§ ZESTAW ĆWICZEŃ:
a) Proszę podać wszystkie osoby, których imię i nazwisko pojawia się we wpisie o nagonce na Pospieszalskiego.
b) Proszę przepisać fragment wpisu o nagonce na Pospieszalskiego od słów "Data: 2011-03-06 22:01:22" po słowa "Ujawniając jego honorarium?", zastępując "honorarium" przez "wynagrodzenie".
:: STRONA ::
Grupy dyskusyjne   »   pl.soc.polityka   »   Szczucie i nagonka na Pospieszalskiego.

Szczucie i nagonka na Pospieszalskiego.

Data: 2011-03-06 22:01:22
Autor: Przemysław Warzywny
Szczucie i nagonka na Pospieszalskiego.
W jaki sposób "Gazeta" skrzywdziła Jana Pospieszalskiego? Ujawniając jego honorarium?

"Kampania GW przeciw Janowi Pośpieszalskiemu przypomina mi tę organizowaną na tych samych łamach przez te same osobniki przeciw mnie" - pisze w "Rzeczpospolitej" Bronisław Wildstein. czytaj tu

Sam zainteresowany również poczuł się dotknięty. Na niszowym prawicowym portalu Fronda.pl pisze o "Gazecie": "To co w jej tekstach jest nie do zniesienia, to właśnie szczucie i manipulacja". czytaj tu.
:::
:: PODANE INFORMACJE ::
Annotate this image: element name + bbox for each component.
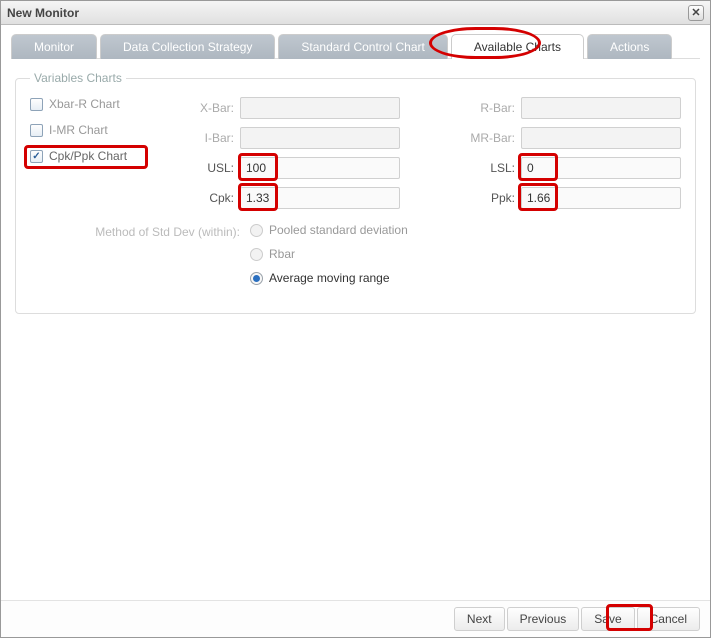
:::
§ ODPOWIEDZI DO ĆWICZEŃ:
a) Jan Pospieszalski, Przemysław Warzywny, Bronisław Wildstein

b)
Data: 2011-03-06 22:01:22
Autor: Przemysław Warzywny
Szczucie i nagonka na Pospieszalskiego.
W jaki sposób "Gazeta" skrzywdziła Jana Pospieszalskiego? Ujawniając jego wynagrodzenie?